:: Stored data ::
══════════
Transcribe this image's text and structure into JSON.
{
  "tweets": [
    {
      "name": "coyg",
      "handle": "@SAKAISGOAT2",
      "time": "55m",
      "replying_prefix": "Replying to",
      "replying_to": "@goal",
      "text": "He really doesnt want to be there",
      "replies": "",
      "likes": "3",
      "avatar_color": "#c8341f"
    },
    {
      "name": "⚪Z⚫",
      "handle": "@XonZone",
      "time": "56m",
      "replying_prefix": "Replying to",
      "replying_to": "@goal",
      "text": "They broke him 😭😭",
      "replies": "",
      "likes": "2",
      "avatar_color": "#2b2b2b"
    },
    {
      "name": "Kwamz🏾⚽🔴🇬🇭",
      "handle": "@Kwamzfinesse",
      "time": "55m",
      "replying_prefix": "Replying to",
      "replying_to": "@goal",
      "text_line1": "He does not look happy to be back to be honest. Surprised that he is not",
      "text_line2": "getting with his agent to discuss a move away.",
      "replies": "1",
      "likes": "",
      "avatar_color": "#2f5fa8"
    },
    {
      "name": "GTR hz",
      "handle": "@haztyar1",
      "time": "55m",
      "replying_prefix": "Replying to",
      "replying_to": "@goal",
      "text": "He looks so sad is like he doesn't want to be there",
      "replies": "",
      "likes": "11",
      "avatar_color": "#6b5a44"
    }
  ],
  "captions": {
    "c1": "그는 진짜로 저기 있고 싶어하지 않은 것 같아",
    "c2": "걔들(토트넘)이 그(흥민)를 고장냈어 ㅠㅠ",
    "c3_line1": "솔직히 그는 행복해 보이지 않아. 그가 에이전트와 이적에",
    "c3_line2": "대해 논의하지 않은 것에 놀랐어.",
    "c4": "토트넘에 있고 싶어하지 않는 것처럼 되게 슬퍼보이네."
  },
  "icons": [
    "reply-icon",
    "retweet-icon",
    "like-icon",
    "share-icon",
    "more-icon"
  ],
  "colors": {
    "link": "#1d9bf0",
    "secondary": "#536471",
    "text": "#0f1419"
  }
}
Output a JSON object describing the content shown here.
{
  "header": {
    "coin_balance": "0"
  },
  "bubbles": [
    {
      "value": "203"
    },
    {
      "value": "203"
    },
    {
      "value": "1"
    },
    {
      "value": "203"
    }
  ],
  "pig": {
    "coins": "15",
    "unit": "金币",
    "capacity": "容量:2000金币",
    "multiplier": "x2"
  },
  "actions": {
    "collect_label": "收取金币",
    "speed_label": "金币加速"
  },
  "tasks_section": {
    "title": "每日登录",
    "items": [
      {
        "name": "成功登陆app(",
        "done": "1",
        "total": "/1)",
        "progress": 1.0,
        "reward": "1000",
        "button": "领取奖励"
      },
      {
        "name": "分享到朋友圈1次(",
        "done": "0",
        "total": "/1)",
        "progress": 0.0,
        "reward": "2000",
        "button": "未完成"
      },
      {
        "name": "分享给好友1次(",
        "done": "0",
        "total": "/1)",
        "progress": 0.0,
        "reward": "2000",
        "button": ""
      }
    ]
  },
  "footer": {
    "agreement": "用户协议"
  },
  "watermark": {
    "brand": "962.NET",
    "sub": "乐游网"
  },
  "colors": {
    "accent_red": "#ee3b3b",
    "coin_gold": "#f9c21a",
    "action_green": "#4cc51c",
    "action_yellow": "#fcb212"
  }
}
══════════
:: Objective ::
Write out every record, exactly as written.

:: Written reply ::
Transcribe this image's text and structure into JSON.
{
  "tweets": [
    {
      "name": "coyg",
      "handle": "@SAKAISGOAT2",
      "time": "55m",
      "replying_prefix": "Replying to",
      "replying_to": "@goal",
      "text": "He really doesnt want to be there",
      "replies": "",
      "likes": "3",
      "avatar_color": "#c8341f"
    },
    {
      "name": "⚪Z⚫",
      "handle": "@XonZone",
      "time": "56m",
      "replying_prefix": "Replying to",
      "replying_to": "@goal",
      "text": "They broke him 😭😭",
      "replies": "",
      "likes": "2",
      "avatar_color": "#2b2b2b"
    },
    {
      "name": "Kwamz🏾⚽🔴🇬🇭",
      "handle": "@Kwamzfinesse",
      "time": "55m",
      "replying_prefix": "Replying to",
      "replying_to": "@goal",
      "text_line1": "He does not look happy to be back to be honest. Surprised that he is not",
      "text_line2": "getting with his agent to discuss a move away.",
      "replies": "1",
      "likes": "",
      "avatar_color": "#2f5fa8"
    },
    {
      "name": "GTR hz",
      "handle": "@haztyar1",
      "time": "55m",
      "replying_prefix": "Replying to",
      "replying_to": "@goal",
      "text": "He looks so sad is like he doesn't want to be there",
      "replies": "",
      "likes": "11",
      "avatar_color": "#6b5a44"
    }
  ],
  "captions": {
    "c1": "그는 진짜로 저기 있고 싶어하지 않은 것 같아",
    "c2": "걔들(토트넘)이 그(흥민)를 고장냈어 ㅠㅠ",
    "c3_line1": "솔직히 그는 행복해 보이지 않아. 그가 에이전트와 이적에",
    "c3_line2": "대해 논의하지 않은 것에 놀랐어.",
    "c4": "토트넘에 있고 싶어하지 않는 것처럼 되게 슬퍼보이네."
  },
  "icons": [
    "reply-icon",
    "retweet-icon",
    "like-icon",
    "share-icon",
    "more-icon"
  ],
  "colors": {
    "link": "#1d9bf0",
    "secondary": "#536471",
    "text": "#0f1419"
  }
}
Output a JSON object describing the content shown here.
{
  "header": {
    "coin_balance": "0"
  },
  "bubbles": [
    {
      "value": "203"
    },
    {
      "value": "203"
    },
    {
      "value": "1"
    },
    {
      "value": "203"
    }
  ],
  "pig": {
    "coins": "15",
    "unit": "金币",
    "capacity": "容量:2000金币",
    "multiplier": "x2"
  },
  "actions": {
    "collect_label": "收取金币",
    "speed_label": "金币加速"
  },
  "tasks_section": {
    "title": "每日登录",
    "items": [
      {
        "name": "成功登陆app(",
        "done": "1",
        "total": "/1)",
        "progress": 1.0,
        "reward": "1000",
        "button": "领取奖励"
      },
      {
        "name": "分享到朋友圈1次(",
        "done": "0",
        "total": "/1)",
        "progress": 0.0,
        "reward": "2000",
        "button": "未完成"
      },
      {
        "name": "分享给好友1次(",
        "done": "0",
        "total": "/1)",
        "progress": 0.0,
        "reward": "2000",
        "button": ""
      }
    ]
  },
  "footer": {
    "agreement": "用户协议"
  },
  "watermark": {
    "brand": "962.NET",
    "sub": "乐游网"
  },
  "colors": {
    "accent_red": "#ee3b3b",
    "coin_gold": "#f9c21a",
    "action_green": "#4cc51c",
    "action_yellow": "#fcb212"
  }
}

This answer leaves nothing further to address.